- Available data
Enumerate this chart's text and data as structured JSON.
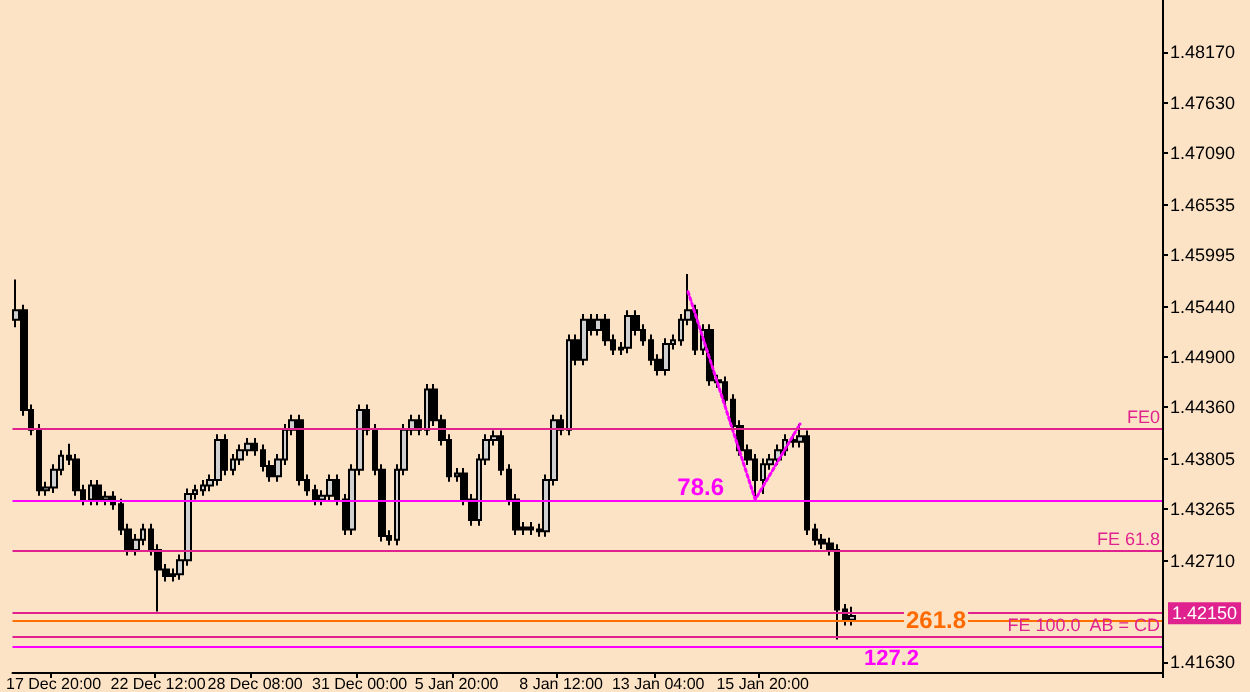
{
  "chart_data": {
    "type": "candlestick",
    "color": "#000000",
    "grid": false,
    "categories": [
      null,
      null,
      null,
      null,
      null,
      "17 Dec 20:00",
      null,
      null,
      null,
      null,
      null,
      null,
      null,
      null,
      null,
      null,
      null,
      null,
      null,
      "22 Dec 12:00",
      null,
      null,
      null,
      null,
      null,
      null,
      null,
      null,
      null,
      null,
      null,
      null,
      "28 Dec 08:00",
      null,
      null,
      null,
      null,
      null,
      null,
      null,
      null,
      null,
      null,
      null,
      null,
      null,
      "31 Dec 00:00",
      null,
      null,
      null,
      null,
      null,
      null,
      null,
      null,
      null,
      null,
      null,
      null,
      "5 Jan 20:00",
      null,
      null,
      null,
      null,
      null,
      null,
      null,
      null,
      null,
      null,
      null,
      null,
      null,
      "8 Jan 12:00",
      null,
      null,
      null,
      null,
      null,
      null,
      null,
      null,
      null,
      null,
      null,
      null,
      "13 Jan 04:00",
      null,
      null,
      null,
      null,
      null,
      null,
      null,
      null,
      null,
      null,
      null,
      null,
      null,
      "15 Jan 20:00",
      null,
      null,
      null,
      null,
      null,
      null,
      null,
      null,
      null,
      null,
      null,
      null,
      null,
      null,
      null,
      null,
      null,
      null,
      null,
      null,
      null,
      null,
      null,
      null,
      null,
      null,
      null,
      null,
      null,
      null,
      null,
      null,
      null,
      null,
      null,
      null,
      null,
      null,
      null,
      null,
      null,
      null,
      null,
      null,
      null,
      null,
      null,
      null,
      null,
      null,
      null,
      null,
      null
    ],
    "ohlc": [
      [
        1.453,
        1.4573,
        1.4522,
        1.454
      ],
      [
        1.454,
        1.4546,
        1.4427,
        1.4433
      ],
      [
        1.4433,
        1.4439,
        1.4406,
        1.4412
      ],
      [
        1.4412,
        1.4418,
        1.4341,
        1.4347
      ],
      [
        1.4347,
        1.4356,
        1.4341,
        1.435
      ],
      [
        1.435,
        1.4375,
        1.4344,
        1.4369
      ],
      [
        1.4369,
        1.439,
        1.4363,
        1.4384
      ],
      [
        1.4384,
        1.4397,
        1.4374,
        1.438
      ],
      [
        1.438,
        1.4386,
        1.4341,
        1.4347
      ],
      [
        1.4347,
        1.4353,
        1.4331,
        1.4337
      ],
      [
        1.4337,
        1.4358,
        1.4331,
        1.4352
      ],
      [
        1.4352,
        1.4358,
        1.4331,
        1.4337
      ],
      [
        1.4337,
        1.4346,
        1.4331,
        1.434
      ],
      [
        1.434,
        1.4346,
        1.4326,
        1.4332
      ],
      [
        1.4332,
        1.4338,
        1.4299,
        1.4305
      ],
      [
        1.4305,
        1.4311,
        1.4277,
        1.4283
      ],
      [
        1.4283,
        1.43,
        1.4277,
        1.4294
      ],
      [
        1.4294,
        1.4311,
        1.4288,
        1.4305
      ],
      [
        1.4305,
        1.4311,
        1.4277,
        1.4283
      ],
      [
        1.4283,
        1.4289,
        1.4217,
        1.4262
      ],
      [
        1.4262,
        1.4268,
        1.4249,
        1.4255
      ],
      [
        1.4255,
        1.4263,
        1.4249,
        1.4257
      ],
      [
        1.4257,
        1.4278,
        1.4251,
        1.4272
      ],
      [
        1.4272,
        1.4349,
        1.4266,
        1.4343
      ],
      [
        1.4343,
        1.4353,
        1.4337,
        1.4347
      ],
      [
        1.4347,
        1.4358,
        1.4341,
        1.4352
      ],
      [
        1.4352,
        1.4364,
        1.4346,
        1.4358
      ],
      [
        1.4358,
        1.4407,
        1.4352,
        1.4401
      ],
      [
        1.4401,
        1.4407,
        1.4363,
        1.4369
      ],
      [
        1.4369,
        1.4386,
        1.4363,
        1.438
      ],
      [
        1.438,
        1.4396,
        1.4374,
        1.439
      ],
      [
        1.439,
        1.4403,
        1.4384,
        1.4397
      ],
      [
        1.4397,
        1.4403,
        1.4384,
        1.439
      ],
      [
        1.439,
        1.4396,
        1.4367,
        1.4373
      ],
      [
        1.4373,
        1.4379,
        1.4356,
        1.4362
      ],
      [
        1.4362,
        1.4386,
        1.4356,
        1.438
      ],
      [
        1.438,
        1.4418,
        1.4374,
        1.4412
      ],
      [
        1.4412,
        1.4428,
        1.4406,
        1.4422
      ],
      [
        1.4422,
        1.4428,
        1.4352,
        1.4358
      ],
      [
        1.4358,
        1.4364,
        1.4341,
        1.4347
      ],
      [
        1.4347,
        1.4353,
        1.4331,
        1.4337
      ],
      [
        1.4337,
        1.4347,
        1.4331,
        1.4341
      ],
      [
        1.4341,
        1.4364,
        1.4335,
        1.4358
      ],
      [
        1.4358,
        1.4364,
        1.4331,
        1.4337
      ],
      [
        1.4337,
        1.4343,
        1.4299,
        1.4305
      ],
      [
        1.4305,
        1.4375,
        1.4299,
        1.4369
      ],
      [
        1.4369,
        1.4439,
        1.4363,
        1.4433
      ],
      [
        1.4433,
        1.4439,
        1.4406,
        1.4412
      ],
      [
        1.4412,
        1.4418,
        1.4363,
        1.4369
      ],
      [
        1.4369,
        1.4375,
        1.4292,
        1.4298
      ],
      [
        1.4298,
        1.4304,
        1.4288,
        1.4294
      ],
      [
        1.4294,
        1.4375,
        1.4288,
        1.4369
      ],
      [
        1.4369,
        1.4418,
        1.4363,
        1.4412
      ],
      [
        1.4412,
        1.4428,
        1.4406,
        1.4422
      ],
      [
        1.4422,
        1.4428,
        1.4406,
        1.4412
      ],
      [
        1.4412,
        1.4461,
        1.4406,
        1.4455
      ],
      [
        1.4455,
        1.4461,
        1.4416,
        1.4422
      ],
      [
        1.4422,
        1.4428,
        1.4395,
        1.4401
      ],
      [
        1.4401,
        1.4407,
        1.4356,
        1.4362
      ],
      [
        1.4362,
        1.4371,
        1.4356,
        1.4365
      ],
      [
        1.4365,
        1.4371,
        1.4331,
        1.4337
      ],
      [
        1.4337,
        1.4343,
        1.4309,
        1.4315
      ],
      [
        1.4315,
        1.4386,
        1.4309,
        1.438
      ],
      [
        1.438,
        1.4407,
        1.4374,
        1.4401
      ],
      [
        1.4401,
        1.4411,
        1.4395,
        1.4405
      ],
      [
        1.4405,
        1.4411,
        1.4363,
        1.4369
      ],
      [
        1.4369,
        1.4375,
        1.4331,
        1.4337
      ],
      [
        1.4337,
        1.4343,
        1.4299,
        1.4305
      ],
      [
        1.4305,
        1.4313,
        1.4299,
        1.4307
      ],
      [
        1.4307,
        1.4313,
        1.4299,
        1.4305
      ],
      [
        1.4305,
        1.4311,
        1.4297,
        1.4303
      ],
      [
        1.4303,
        1.4364,
        1.4297,
        1.4358
      ],
      [
        1.4358,
        1.4428,
        1.4352,
        1.4422
      ],
      [
        1.4422,
        1.4428,
        1.4406,
        1.4412
      ],
      [
        1.4412,
        1.4514,
        1.4406,
        1.4508
      ],
      [
        1.4508,
        1.4514,
        1.4481,
        1.4487
      ],
      [
        1.4487,
        1.4536,
        1.4481,
        1.453
      ],
      [
        1.453,
        1.4536,
        1.4513,
        1.4519
      ],
      [
        1.4519,
        1.4536,
        1.4513,
        1.453
      ],
      [
        1.453,
        1.4536,
        1.4502,
        1.4508
      ],
      [
        1.4508,
        1.4514,
        1.4492,
        1.4498
      ],
      [
        1.4498,
        1.4506,
        1.4492,
        1.45
      ],
      [
        1.45,
        1.454,
        1.4494,
        1.4534
      ],
      [
        1.4534,
        1.454,
        1.4513,
        1.4519
      ],
      [
        1.4519,
        1.4525,
        1.4502,
        1.4508
      ],
      [
        1.4508,
        1.4514,
        1.4481,
        1.4487
      ],
      [
        1.4487,
        1.4493,
        1.447,
        1.4476
      ],
      [
        1.4476,
        1.451,
        1.447,
        1.4504
      ],
      [
        1.4504,
        1.4514,
        1.4498,
        1.4508
      ],
      [
        1.4508,
        1.4536,
        1.4502,
        1.453
      ],
      [
        1.453,
        1.4579,
        1.4524,
        1.454
      ],
      [
        1.454,
        1.4546,
        1.4492,
        1.4498
      ],
      [
        1.4498,
        1.4525,
        1.4492,
        1.4519
      ],
      [
        1.4519,
        1.4525,
        1.4459,
        1.4465
      ],
      [
        1.4465,
        1.4471,
        1.4457,
        1.4463
      ],
      [
        1.4463,
        1.4469,
        1.4438,
        1.4444
      ],
      [
        1.4444,
        1.445,
        1.441,
        1.4416
      ],
      [
        1.4416,
        1.4422,
        1.4384,
        1.439
      ],
      [
        1.439,
        1.4396,
        1.4374,
        1.438
      ],
      [
        1.438,
        1.4386,
        1.4337,
        1.4358
      ],
      [
        1.4358,
        1.4381,
        1.4343,
        1.4375
      ],
      [
        1.4375,
        1.4386,
        1.4369,
        1.438
      ],
      [
        1.438,
        1.4396,
        1.4374,
        1.439
      ],
      [
        1.439,
        1.4407,
        1.4384,
        1.4401
      ],
      [
        1.4401,
        1.4407,
        1.4393,
        1.4399
      ],
      [
        1.4399,
        1.4418,
        1.4393,
        1.4405
      ],
      [
        1.4405,
        1.4411,
        1.4299,
        1.4305
      ],
      [
        1.4305,
        1.4311,
        1.4288,
        1.4294
      ],
      [
        1.4294,
        1.43,
        1.4284,
        1.429
      ],
      [
        1.429,
        1.4296,
        1.4277,
        1.4283
      ],
      [
        1.4283,
        1.4289,
        1.4187,
        1.4219
      ],
      [
        1.4219,
        1.4225,
        1.4202,
        1.4208
      ],
      [
        1.4208,
        1.4222,
        1.4202,
        1.4212
      ],
      null,
      null,
      null,
      null,
      null,
      null,
      null,
      null,
      null,
      null,
      null,
      null,
      null,
      null,
      null,
      null,
      null,
      null,
      null,
      null,
      null,
      null,
      null,
      null,
      null,
      null,
      null,
      null,
      null,
      null,
      null,
      null,
      null,
      null,
      null,
      null,
      null,
      null,
      null,
      null,
      null
    ],
    "series": [
      {
        "type": "line",
        "color": "#ff00ff",
        "line_style": "dotted",
        "values": [
          null,
          null,
          null,
          null,
          null,
          null,
          null,
          null,
          null,
          null,
          null,
          null,
          null,
          null,
          null,
          null,
          null,
          null,
          null,
          null,
          null,
          null,
          null,
          null,
          null,
          null,
          null,
          null,
          null,
          null,
          null,
          null,
          null,
          null,
          null,
          null,
          null,
          null,
          null,
          null,
          null,
          null,
          null,
          null,
          null,
          null,
          null,
          null,
          null,
          null,
          null,
          null,
          null,
          null,
          null,
          null,
          null,
          null,
          null,
          null,
          null,
          null,
          null,
          null,
          null,
          null,
          null,
          null,
          null,
          null,
          null,
          null,
          null,
          null,
          null,
          null,
          null,
          null,
          null,
          null,
          null,
          null,
          null,
          null,
          null,
          null,
          null,
          null,
          null,
          null,
          1.456,
          null,
          null,
          null,
          null,
          null,
          null,
          null,
          null,
          1.4337,
          null,
          null,
          null,
          null,
          null,
          1.4418,
          null,
          null,
          null,
          null,
          null,
          null,
          null,
          null,
          null,
          null,
          null,
          null,
          null,
          null,
          null,
          null,
          null,
          null,
          null,
          null,
          null,
          null,
          null,
          null,
          null,
          null,
          null,
          null,
          null,
          null,
          null,
          null,
          null,
          null,
          null,
          null,
          null,
          null,
          null,
          null,
          null,
          null,
          null,
          null,
          null,
          null,
          null,
          null
        ]
      }
    ],
    "ylim": [
      1.4152,
      1.4873
    ],
    "yticks": [
      {
        "value": 1.4163,
        "label": "1.41630"
      },
      {
        "value": 1.4271,
        "label": "1.42710"
      },
      {
        "value": 1.43265,
        "label": "1.43265"
      },
      {
        "value": 1.43805,
        "label": "1.43805"
      },
      {
        "value": 1.4436,
        "label": "1.44360"
      },
      {
        "value": 1.449,
        "label": "1.44900"
      },
      {
        "value": 1.4544,
        "label": "1.45440"
      },
      {
        "value": 1.45995,
        "label": "1.45995"
      },
      {
        "value": 1.46535,
        "label": "1.46535"
      },
      {
        "value": 1.4709,
        "label": "1.47090"
      },
      {
        "value": 1.4763,
        "label": "1.47630"
      },
      {
        "value": 1.4817,
        "label": "1.48170"
      }
    ],
    "ref_lines": [
      {
        "axis": "y",
        "value": 1.4414,
        "label": "FE0",
        "color": "#e0228f"
      },
      {
        "axis": "y",
        "value": 1.4335,
        "label": null,
        "color": "#ff00ff"
      },
      {
        "axis": "y",
        "value": 1.4283,
        "label": "FE 61.8",
        "color": "#e0228f"
      },
      {
        "axis": "y",
        "value": 1.4215,
        "label": "1.42150",
        "color": "#e0228f"
      },
      {
        "axis": "y",
        "value": 1.4208,
        "label": null,
        "color": "#ff7000"
      },
      {
        "axis": "y",
        "value": 1.4191,
        "label": "FE 100.0  AB = CD",
        "color": "#e0228f"
      },
      {
        "axis": "y",
        "value": 1.418,
        "label": null,
        "color": "#ff00ff"
      }
    ],
    "annotations": [
      {
        "text": "78.6",
        "y": 1.4335
      },
      {
        "text": "261.8",
        "y": 1.4208
      },
      {
        "text": "127.2",
        "y": 1.418
      }
    ]
  }
}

- Task statement
Which lines hold the word "text"? Copy all of them.

- Solution for this exercise
Enumerate this chart's text and data as structured JSON.
        "text": "78.6",
        "text": "261.8",
        "text": "127.2",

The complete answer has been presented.